What to do:
Write out exactly the lines below that run from the line containing "Read this page and output its text content." through the last line of the records.

Dataset excerpts:
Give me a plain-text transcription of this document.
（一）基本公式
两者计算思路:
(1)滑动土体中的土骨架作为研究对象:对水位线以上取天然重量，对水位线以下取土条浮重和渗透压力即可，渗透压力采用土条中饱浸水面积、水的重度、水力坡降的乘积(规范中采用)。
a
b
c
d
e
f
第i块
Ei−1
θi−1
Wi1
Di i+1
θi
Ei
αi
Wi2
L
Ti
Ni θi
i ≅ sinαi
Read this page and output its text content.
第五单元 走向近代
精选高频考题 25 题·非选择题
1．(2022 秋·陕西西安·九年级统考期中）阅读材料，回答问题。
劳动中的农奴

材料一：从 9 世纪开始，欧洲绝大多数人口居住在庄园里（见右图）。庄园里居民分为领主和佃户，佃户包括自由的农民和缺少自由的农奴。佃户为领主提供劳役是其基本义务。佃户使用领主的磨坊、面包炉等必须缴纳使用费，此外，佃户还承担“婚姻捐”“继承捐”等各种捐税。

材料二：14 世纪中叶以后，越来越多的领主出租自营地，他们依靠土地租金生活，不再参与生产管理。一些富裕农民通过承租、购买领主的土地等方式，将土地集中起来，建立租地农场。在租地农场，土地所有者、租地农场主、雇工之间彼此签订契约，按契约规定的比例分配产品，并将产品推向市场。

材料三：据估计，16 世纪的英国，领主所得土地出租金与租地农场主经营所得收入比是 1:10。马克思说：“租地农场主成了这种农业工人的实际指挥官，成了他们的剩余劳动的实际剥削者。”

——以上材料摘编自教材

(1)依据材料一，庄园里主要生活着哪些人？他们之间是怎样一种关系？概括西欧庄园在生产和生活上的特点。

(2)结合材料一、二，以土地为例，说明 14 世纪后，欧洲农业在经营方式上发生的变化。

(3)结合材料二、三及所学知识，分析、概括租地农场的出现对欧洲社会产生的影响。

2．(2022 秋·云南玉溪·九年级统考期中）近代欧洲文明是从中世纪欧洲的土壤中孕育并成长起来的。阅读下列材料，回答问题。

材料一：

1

Exercise solution:
Read this page and output its text content.
第五单元 走向近代
精选高频考题 25 题·非选择题
1．(2022 秋·陕西西安·九年级统考期中）阅读材料，回答问题。
劳动中的农奴

材料一：从 9 世纪开始，欧洲绝大多数人口居住在庄园里（见右图）。庄园里居民分为领主和佃户，佃户包括自由的农民和缺少自由的农奴。佃户为领主提供劳役是其基本义务。佃户使用领主的磨坊、面包炉等必须缴纳使用费，此外，佃户还承担“婚姻捐”“继承捐”等各种捐税。

材料二：14 世纪中叶以后，越来越多的领主出租自营地，他们依靠土地租金生活，不再参与生产管理。一些富裕农民通过承租、购买领主的土地等方式，将土地集中起来，建立租地农场。在租地农场，土地所有者、租地农场主、雇工之间彼此签订契约，按契约规定的比例分配产品，并将产品推向市场。

材料三：据估计，16 世纪的英国，领主所得土地出租金与租地农场主经营所得收入比是 1:10。马克思说：“租地农场主成了这种农业工人的实际指挥官，成了他们的剩余劳动的实际剥削者。”

——以上材料摘编自教材

(1)依据材料一，庄园里主要生活着哪些人？他们之间是怎样一种关系？概括西欧庄园在生产和生活上的特点。

(2)结合材料一、二，以土地为例，说明 14 世纪后，欧洲农业在经营方式上发生的变化。

(3)结合材料二、三及所学知识，分析、概括租地农场的出现对欧洲社会产生的影响。

2．(2022 秋·云南玉溪·九年级统考期中）近代欧洲文明是从中世纪欧洲的土壤中孕育并成长起来的。阅读下列材料，回答问题。

材料一：

1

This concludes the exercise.